Write out, unchanged, the part of the items that opens with the line containing "What are the" and closes with the line containing "554, 148, 574]". Leave the pictures out of your answer.

[Layout annotation items]
※ ※ ※

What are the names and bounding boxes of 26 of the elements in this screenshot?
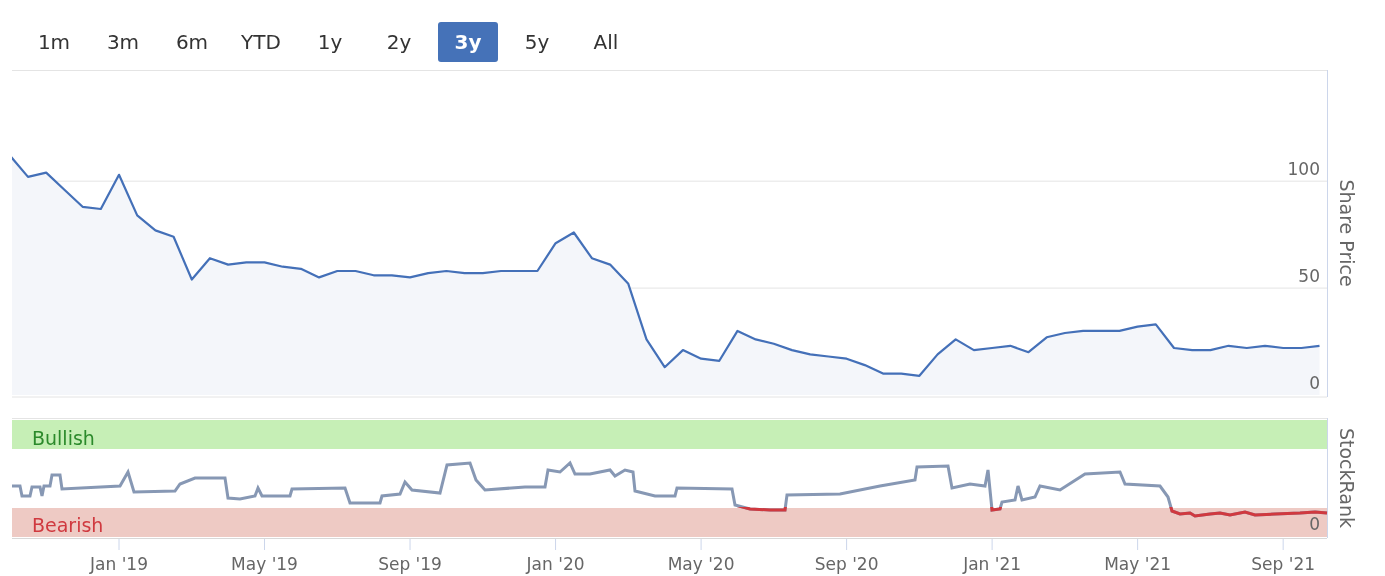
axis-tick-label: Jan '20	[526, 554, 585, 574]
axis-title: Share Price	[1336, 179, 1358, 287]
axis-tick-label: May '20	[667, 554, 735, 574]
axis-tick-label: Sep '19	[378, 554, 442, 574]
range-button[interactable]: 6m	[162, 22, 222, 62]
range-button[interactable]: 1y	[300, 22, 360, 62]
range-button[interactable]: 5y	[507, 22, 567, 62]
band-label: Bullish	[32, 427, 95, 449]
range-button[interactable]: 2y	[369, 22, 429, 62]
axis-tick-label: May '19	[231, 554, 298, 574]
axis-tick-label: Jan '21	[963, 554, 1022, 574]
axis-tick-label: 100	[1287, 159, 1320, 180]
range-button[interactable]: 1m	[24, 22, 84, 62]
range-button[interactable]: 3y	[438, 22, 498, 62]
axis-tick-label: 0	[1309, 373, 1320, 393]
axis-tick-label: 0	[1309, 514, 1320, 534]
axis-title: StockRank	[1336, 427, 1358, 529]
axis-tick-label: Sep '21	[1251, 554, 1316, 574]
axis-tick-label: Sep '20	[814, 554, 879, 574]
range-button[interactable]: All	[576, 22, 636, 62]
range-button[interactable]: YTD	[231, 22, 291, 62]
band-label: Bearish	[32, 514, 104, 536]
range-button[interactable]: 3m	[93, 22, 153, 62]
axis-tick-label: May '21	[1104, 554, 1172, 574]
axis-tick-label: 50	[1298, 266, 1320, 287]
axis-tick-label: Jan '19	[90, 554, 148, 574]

※ ※ ※

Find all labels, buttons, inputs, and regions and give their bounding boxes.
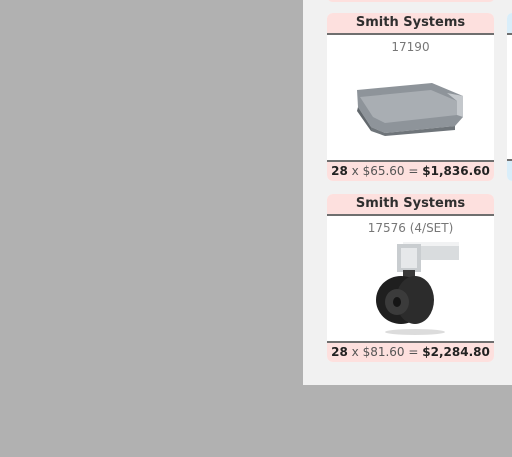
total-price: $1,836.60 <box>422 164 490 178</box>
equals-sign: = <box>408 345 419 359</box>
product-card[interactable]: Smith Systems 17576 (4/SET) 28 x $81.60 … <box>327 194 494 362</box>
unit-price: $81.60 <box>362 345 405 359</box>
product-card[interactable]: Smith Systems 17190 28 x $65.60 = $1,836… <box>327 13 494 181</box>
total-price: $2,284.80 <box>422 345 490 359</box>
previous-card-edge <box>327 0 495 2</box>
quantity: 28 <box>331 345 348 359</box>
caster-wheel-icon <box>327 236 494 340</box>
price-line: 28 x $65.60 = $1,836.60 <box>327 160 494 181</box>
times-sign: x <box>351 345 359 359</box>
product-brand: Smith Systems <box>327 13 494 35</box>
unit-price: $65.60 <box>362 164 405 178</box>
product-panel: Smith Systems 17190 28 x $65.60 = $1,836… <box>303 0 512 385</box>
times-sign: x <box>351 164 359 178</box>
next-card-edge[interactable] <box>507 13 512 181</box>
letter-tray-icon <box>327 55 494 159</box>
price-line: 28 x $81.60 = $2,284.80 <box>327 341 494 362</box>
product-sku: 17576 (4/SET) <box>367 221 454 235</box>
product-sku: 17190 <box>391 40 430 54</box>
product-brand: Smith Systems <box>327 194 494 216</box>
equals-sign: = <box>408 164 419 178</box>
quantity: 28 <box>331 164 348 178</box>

※ ※ ※

[Result of this exercise]
What are the names and bounding boxes of 26 of the elements in this screenshot?
axis-tick-label: Jan '20	[526, 554, 585, 574]
axis-title: Share Price	[1336, 179, 1358, 287]
axis-tick-label: May '20	[667, 554, 735, 574]
axis-tick-label: Sep '19	[378, 554, 442, 574]
range-button[interactable]: 6m	[162, 22, 222, 62]
range-button[interactable]: 1y	[300, 22, 360, 62]
range-button[interactable]: 5y	[507, 22, 567, 62]
band-label: Bullish	[32, 427, 95, 449]
range-button[interactable]: 2y	[369, 22, 429, 62]
axis-tick-label: May '19	[231, 554, 298, 574]
axis-tick-label: Jan '21	[963, 554, 1022, 574]
axis-tick-label: 100	[1287, 159, 1320, 180]
range-button[interactable]: 1m	[24, 22, 84, 62]
range-button[interactable]: 3y	[438, 22, 498, 62]
axis-tick-label: 0	[1309, 373, 1320, 393]
axis-tick-label: 0	[1309, 514, 1320, 534]
axis-title: StockRank	[1336, 427, 1358, 529]
axis-tick-label: Sep '21	[1251, 554, 1316, 574]
axis-tick-label: Sep '20	[814, 554, 879, 574]
range-button[interactable]: All	[576, 22, 636, 62]
range-button[interactable]: YTD	[231, 22, 291, 62]
band-label: Bearish	[32, 514, 104, 536]
range-button[interactable]: 3m	[93, 22, 153, 62]
axis-tick-label: May '21	[1104, 554, 1172, 574]
axis-tick-label: 50	[1298, 266, 1320, 287]
axis-tick-label: Jan '19	[90, 554, 148, 574]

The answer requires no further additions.